*** Data in this exercise
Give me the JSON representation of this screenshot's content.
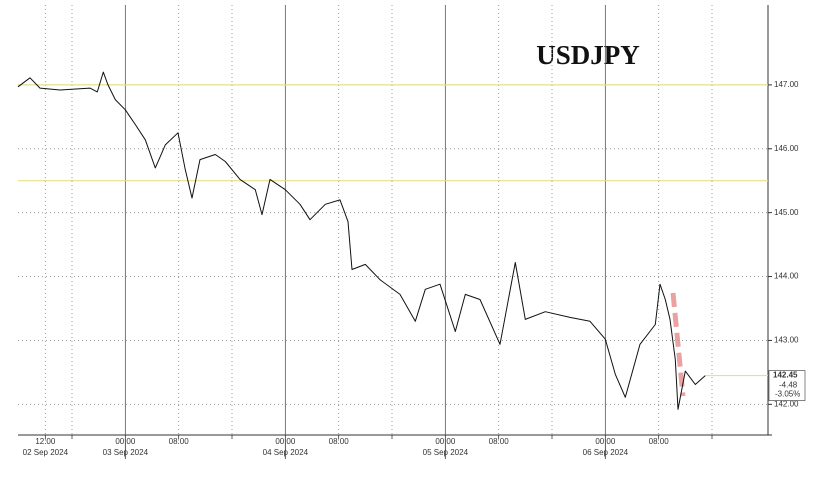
{
  "chart_data": {
    "type": "line",
    "title": "USDJPY",
    "x": [
      "2024-09-02T07:54",
      "2024-09-02T09:42",
      "2024-09-02T11:12",
      "2024-09-02T14:12",
      "2024-09-02T18:42",
      "2024-09-02T19:48",
      "2024-09-02T20:42",
      "2024-09-02T21:24",
      "2024-09-02T22:30",
      "2024-09-03T00:00",
      "2024-09-03T01:30",
      "2024-09-03T03:00",
      "2024-09-03T04:30",
      "2024-09-03T06:00",
      "2024-09-03T07:54",
      "2024-09-03T09:00",
      "2024-09-03T10:00",
      "2024-09-03T11:12",
      "2024-09-03T13:30",
      "2024-09-03T15:00",
      "2024-09-03T17:12",
      "2024-09-03T19:30",
      "2024-09-03T20:30",
      "2024-09-03T21:42",
      "2024-09-04T00:00",
      "2024-09-04T02:12",
      "2024-09-04T03:42",
      "2024-09-04T06:00",
      "2024-09-04T08:12",
      "2024-09-04T09:24",
      "2024-09-04T10:00",
      "2024-09-04T12:00",
      "2024-09-04T14:12",
      "2024-09-04T17:12",
      "2024-09-04T19:30",
      "2024-09-04T21:00",
      "2024-09-04T23:12",
      "2024-09-05T01:30",
      "2024-09-05T03:00",
      "2024-09-05T05:12",
      "2024-09-05T08:12",
      "2024-09-05T10:30",
      "2024-09-05T12:00",
      "2024-09-05T15:00",
      "2024-09-05T18:42",
      "2024-09-05T21:42",
      "2024-09-06T00:00",
      "2024-09-06T01:30",
      "2024-09-06T03:00",
      "2024-09-06T05:12",
      "2024-09-06T07:30",
      "2024-09-06T08:12",
      "2024-09-06T09:00",
      "2024-09-06T09:42",
      "2024-09-06T10:30",
      "2024-09-06T10:54",
      "2024-09-06T12:00",
      "2024-09-06T13:30",
      "2024-09-06T15:00"
    ],
    "series": [
      {
        "name": "USDJPY",
        "color": "#111111",
        "values": [
          146.97,
          147.11,
          146.95,
          146.92,
          146.95,
          146.89,
          147.2,
          147.0,
          146.77,
          146.61,
          146.38,
          146.14,
          145.7,
          146.06,
          146.25,
          145.67,
          145.23,
          145.83,
          145.91,
          145.8,
          145.52,
          145.36,
          144.97,
          145.52,
          145.36,
          145.13,
          144.89,
          145.13,
          145.2,
          144.86,
          144.11,
          144.19,
          143.95,
          143.72,
          143.3,
          143.8,
          143.88,
          143.14,
          143.72,
          143.64,
          142.94,
          144.22,
          143.33,
          143.45,
          143.36,
          143.3,
          143.02,
          142.47,
          142.11,
          142.94,
          143.25,
          143.88,
          143.64,
          143.33,
          142.7,
          141.92,
          142.52,
          142.31,
          142.45
        ]
      }
    ],
    "xlim": [
      "2024-09-02T07:54",
      "2024-09-07T00:24"
    ],
    "xticks": [
      {
        "value": "2024-09-02T12:00",
        "label": "12:00"
      },
      {
        "value": "2024-09-02T16:00",
        "label": null
      },
      {
        "value": "2024-09-03T00:00",
        "label": "00:00"
      },
      {
        "value": "2024-09-03T08:00",
        "label": "08:00"
      },
      {
        "value": "2024-09-03T16:00",
        "label": null
      },
      {
        "value": "2024-09-04T00:00",
        "label": "00:00"
      },
      {
        "value": "2024-09-04T08:00",
        "label": "08:00"
      },
      {
        "value": "2024-09-04T16:00",
        "label": null
      },
      {
        "value": "2024-09-05T00:00",
        "label": "00:00"
      },
      {
        "value": "2024-09-05T08:00",
        "label": "08:00"
      },
      {
        "value": "2024-09-05T16:00",
        "label": null
      },
      {
        "value": "2024-09-06T00:00",
        "label": "00:00"
      },
      {
        "value": "2024-09-06T08:00",
        "label": "08:00"
      },
      {
        "value": "2024-09-06T16:00",
        "label": null
      }
    ],
    "date_labels": [
      {
        "value": "2024-09-02T12:00",
        "label": "02 Sep 2024"
      },
      {
        "value": "2024-09-03T00:00",
        "label": "03 Sep 2024"
      },
      {
        "value": "2024-09-04T00:00",
        "label": "04 Sep 2024"
      },
      {
        "value": "2024-09-05T00:00",
        "label": "05 Sep 2024"
      },
      {
        "value": "2024-09-06T00:00",
        "label": "06 Sep 2024"
      }
    ],
    "ylim": [
      141.52,
      148.25
    ],
    "yticks": [
      {
        "value": 142,
        "label": "142.00"
      },
      {
        "value": 143,
        "label": "143.00"
      },
      {
        "value": 144,
        "label": "144.00"
      },
      {
        "value": 145,
        "label": "145.00"
      },
      {
        "value": 146,
        "label": "146.00"
      },
      {
        "value": 147,
        "label": "147.00"
      }
    ],
    "reference_lines": [
      147,
      145.5
    ],
    "reference_color": "#e6e08a",
    "last_value": 142.45,
    "change": -4.48,
    "change_pct": {
      "value": -3.05,
      "label": "-3.05%"
    },
    "grid": true
  }
}
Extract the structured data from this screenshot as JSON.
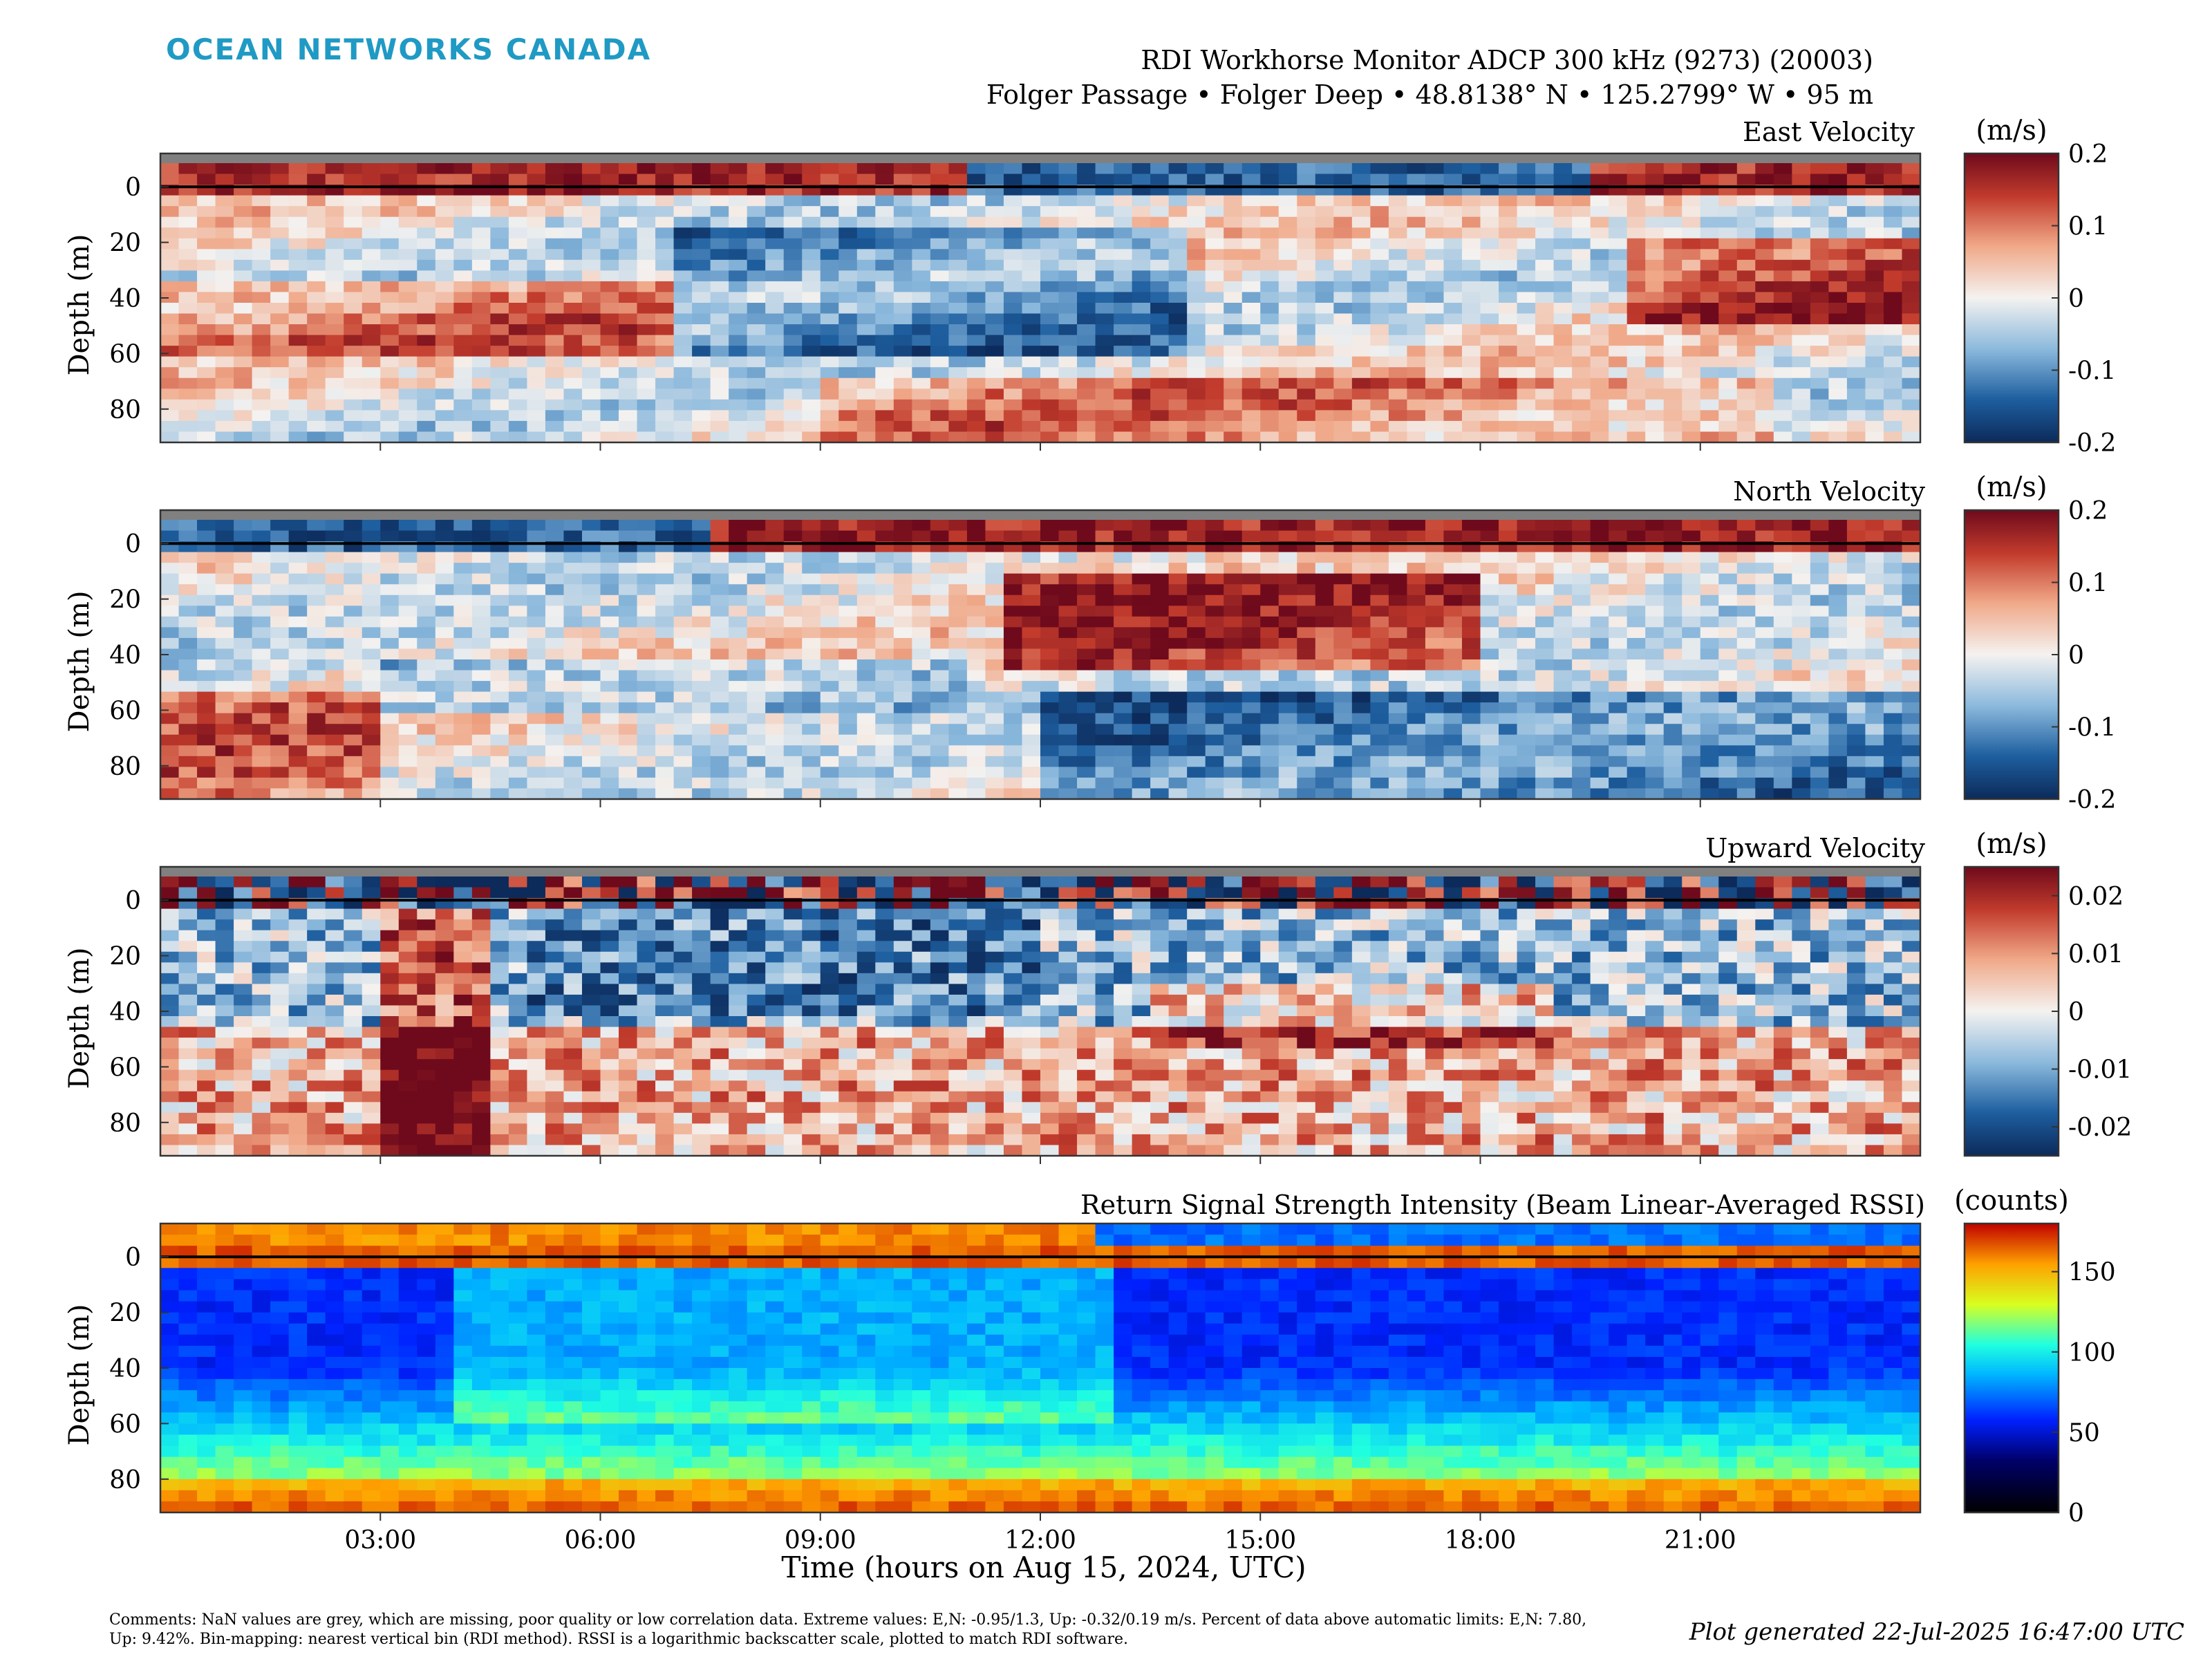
{
  "branding": {
    "logo_text": "OCEAN NETWORKS CANADA",
    "logo_color": "#1f9ac4"
  },
  "header": {
    "title": "RDI Workhorse Monitor ADCP 300 kHz (9273) (20003)",
    "subtitle": "Folger Passage • Folger Deep • 48.8138° N • 125.2799° W • 95 m"
  },
  "footer": {
    "comments": "Comments: NaN values are grey, which are missing, poor quality or low correlation data. Extreme values: E,N: -0.95/1.3, Up: -0.32/0.19 m/s. Percent of data above automatic limits: E,N: 7.80, Up: 9.42%. Bin-mapping: nearest vertical bin (RDI method). RSSI is a logarithmic backscatter scale, plotted to match RDI software.",
    "generated": "Plot generated 22-Jul-2025 16:47:00 UTC"
  },
  "chart_data": [
    {
      "type": "heatmap",
      "title": "East Velocity",
      "ylabel": "Depth (m)",
      "xlabel": "",
      "x_ticks": [
        "03:00",
        "06:00",
        "09:00",
        "12:00",
        "15:00",
        "18:00",
        "21:00"
      ],
      "y_ticks": [
        "0",
        "20",
        "40",
        "60",
        "80"
      ],
      "ylim": [
        -12,
        92
      ],
      "colorbar": {
        "unit": "(m/s)",
        "ticks": [
          "0.2",
          "0.1",
          "0",
          "-0.1",
          "-0.2"
        ],
        "range": [
          -0.2,
          0.2
        ],
        "colormap": "balance (blue-white-red)"
      }
    },
    {
      "type": "heatmap",
      "title": "North Velocity",
      "ylabel": "Depth (m)",
      "xlabel": "",
      "x_ticks": [
        "03:00",
        "06:00",
        "09:00",
        "12:00",
        "15:00",
        "18:00",
        "21:00"
      ],
      "y_ticks": [
        "0",
        "20",
        "40",
        "60",
        "80"
      ],
      "ylim": [
        -12,
        92
      ],
      "colorbar": {
        "unit": "(m/s)",
        "ticks": [
          "0.2",
          "0.1",
          "0",
          "-0.1",
          "-0.2"
        ],
        "range": [
          -0.2,
          0.2
        ],
        "colormap": "balance (blue-white-red)"
      }
    },
    {
      "type": "heatmap",
      "title": "Upward Velocity",
      "ylabel": "Depth (m)",
      "xlabel": "",
      "x_ticks": [
        "03:00",
        "06:00",
        "09:00",
        "12:00",
        "15:00",
        "18:00",
        "21:00"
      ],
      "y_ticks": [
        "0",
        "20",
        "40",
        "60",
        "80"
      ],
      "ylim": [
        -12,
        92
      ],
      "colorbar": {
        "unit": "(m/s)",
        "ticks": [
          "0.02",
          "0.01",
          "0",
          "-0.01",
          "-0.02"
        ],
        "range": [
          -0.025,
          0.025
        ],
        "colormap": "balance (blue-white-red)"
      }
    },
    {
      "type": "heatmap",
      "title": "Return Signal Strength Intensity (Beam Linear-Averaged RSSI)",
      "ylabel": "Depth (m)",
      "xlabel": "Time (hours on Aug 15, 2024, UTC)",
      "x_ticks": [
        "03:00",
        "06:00",
        "09:00",
        "12:00",
        "15:00",
        "18:00",
        "21:00"
      ],
      "y_ticks": [
        "0",
        "20",
        "40",
        "60",
        "80"
      ],
      "ylim": [
        -12,
        92
      ],
      "colorbar": {
        "unit": "(counts)",
        "ticks": [
          "150",
          "100",
          "50",
          "0"
        ],
        "range": [
          0,
          180
        ],
        "colormap": "jet (black-blue-cyan-yellow-red)"
      }
    }
  ]
}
******
### Written problem
Pick out every line holding the string "JSON" and return it.

### Answer
Give me the JSON representation of this screenshot's content.
Extract the structured data from this screenshot as JSON.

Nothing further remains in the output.